WHAT YOU SHOULD DO
Tally the lines in the following entries that include the word "name"; state only the total.

EXERCISE MATERIALS
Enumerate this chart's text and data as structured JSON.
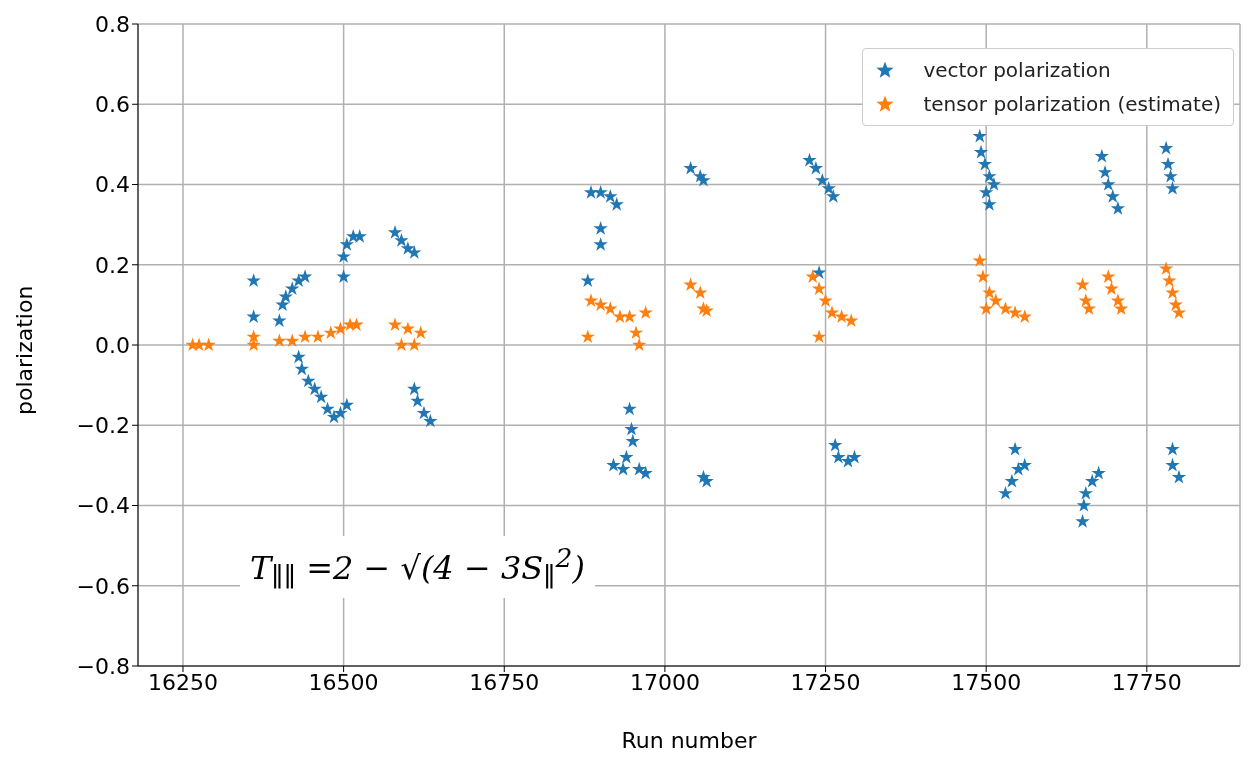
{
  "chart_data": {
    "type": "scatter",
    "xlabel": "Run number",
    "ylabel": "polarization",
    "xlim": [
      16180,
      17895
    ],
    "ylim": [
      -0.8,
      0.8
    ],
    "xticks": [
      16250,
      16500,
      16750,
      17000,
      17250,
      17500,
      17750
    ],
    "yticks": [
      -0.8,
      -0.6,
      -0.4,
      -0.2,
      {
        "value": 0,
        "label": "0.0"
      },
      0.2,
      0.4,
      0.6,
      0.8
    ],
    "grid": true,
    "legend": "top right",
    "marker": "star",
    "annotations": [
      "T$_{∥∥}$ =2 − √(4 − 3S$_{∥}$$^{2}$)"
    ],
    "series": [
      {
        "name": "vector polarization",
        "color": "#1f77b4",
        "x": [
          16360,
          16360,
          16400,
          16405,
          16410,
          16420,
          16430,
          16440,
          16430,
          16435,
          16445,
          16455,
          16465,
          16475,
          16485,
          16495,
          16505,
          16500,
          16500,
          16505,
          16515,
          16525,
          16580,
          16590,
          16600,
          16610,
          16610,
          16615,
          16625,
          16635,
          16885,
          16900,
          16915,
          16925,
          16900,
          16900,
          16880,
          16945,
          16948,
          16950,
          16940,
          16920,
          16935,
          16960,
          16970,
          17040,
          17055,
          17060,
          17060,
          17065,
          17225,
          17235,
          17245,
          17255,
          17262,
          17240,
          17265,
          17270,
          17285,
          17295,
          17490,
          17492,
          17498,
          17505,
          17512,
          17500,
          17505,
          17530,
          17540,
          17550,
          17560,
          17545,
          17680,
          17685,
          17690,
          17697,
          17705,
          17650,
          17652,
          17655,
          17665,
          17675,
          17780,
          17783,
          17787,
          17790,
          17790,
          17790,
          17800
        ],
        "values": [
          0.16,
          0.07,
          0.06,
          0.1,
          0.12,
          0.14,
          0.16,
          0.17,
          -0.03,
          -0.06,
          -0.09,
          -0.11,
          -0.13,
          -0.16,
          -0.18,
          -0.17,
          -0.15,
          0.17,
          0.22,
          0.25,
          0.27,
          0.27,
          0.28,
          0.26,
          0.24,
          0.23,
          -0.11,
          -0.14,
          -0.17,
          -0.19,
          0.38,
          0.38,
          0.37,
          0.35,
          0.29,
          0.25,
          0.16,
          -0.16,
          -0.21,
          -0.24,
          -0.28,
          -0.3,
          -0.31,
          -0.31,
          -0.32,
          0.44,
          0.42,
          0.41,
          -0.33,
          -0.34,
          0.46,
          0.44,
          0.41,
          0.39,
          0.37,
          0.18,
          -0.25,
          -0.28,
          -0.29,
          -0.28,
          0.52,
          0.48,
          0.45,
          0.42,
          0.4,
          0.38,
          0.35,
          -0.37,
          -0.34,
          -0.31,
          -0.3,
          -0.26,
          0.47,
          0.43,
          0.4,
          0.37,
          0.34,
          -0.44,
          -0.4,
          -0.37,
          -0.34,
          -0.32,
          0.49,
          0.45,
          0.42,
          0.39,
          -0.26,
          -0.3,
          -0.33
        ]
      },
      {
        "name": "tensor polarization (estimate)",
        "color": "#ff7f0e",
        "x": [
          16265,
          16275,
          16290,
          16360,
          16360,
          16400,
          16420,
          16440,
          16460,
          16480,
          16495,
          16510,
          16520,
          16580,
          16600,
          16620,
          16590,
          16610,
          16880,
          16885,
          16900,
          16915,
          16930,
          16945,
          16955,
          16960,
          16970,
          17040,
          17055,
          17060,
          17065,
          17230,
          17240,
          17250,
          17260,
          17275,
          17290,
          17240,
          17490,
          17495,
          17505,
          17515,
          17530,
          17545,
          17560,
          17500,
          17650,
          17655,
          17660,
          17690,
          17695,
          17705,
          17710,
          17780,
          17785,
          17790,
          17795,
          17800
        ],
        "values": [
          0,
          0,
          0,
          0.02,
          0,
          0.01,
          0.01,
          0.02,
          0.02,
          0.03,
          0.04,
          0.05,
          0.05,
          0.05,
          0.04,
          0.03,
          0,
          0,
          0.02,
          0.11,
          0.1,
          0.09,
          0.07,
          0.07,
          0.03,
          0,
          0.08,
          0.15,
          0.13,
          0.09,
          0.085,
          0.17,
          0.14,
          0.11,
          0.08,
          0.07,
          0.06,
          0.02,
          0.21,
          0.17,
          0.13,
          0.11,
          0.09,
          0.08,
          0.07,
          0.09,
          0.15,
          0.11,
          0.09,
          0.17,
          0.14,
          0.11,
          0.09,
          0.19,
          0.16,
          0.13,
          0.1,
          0.08
        ]
      }
    ]
  }
}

CORRECT RESULT
2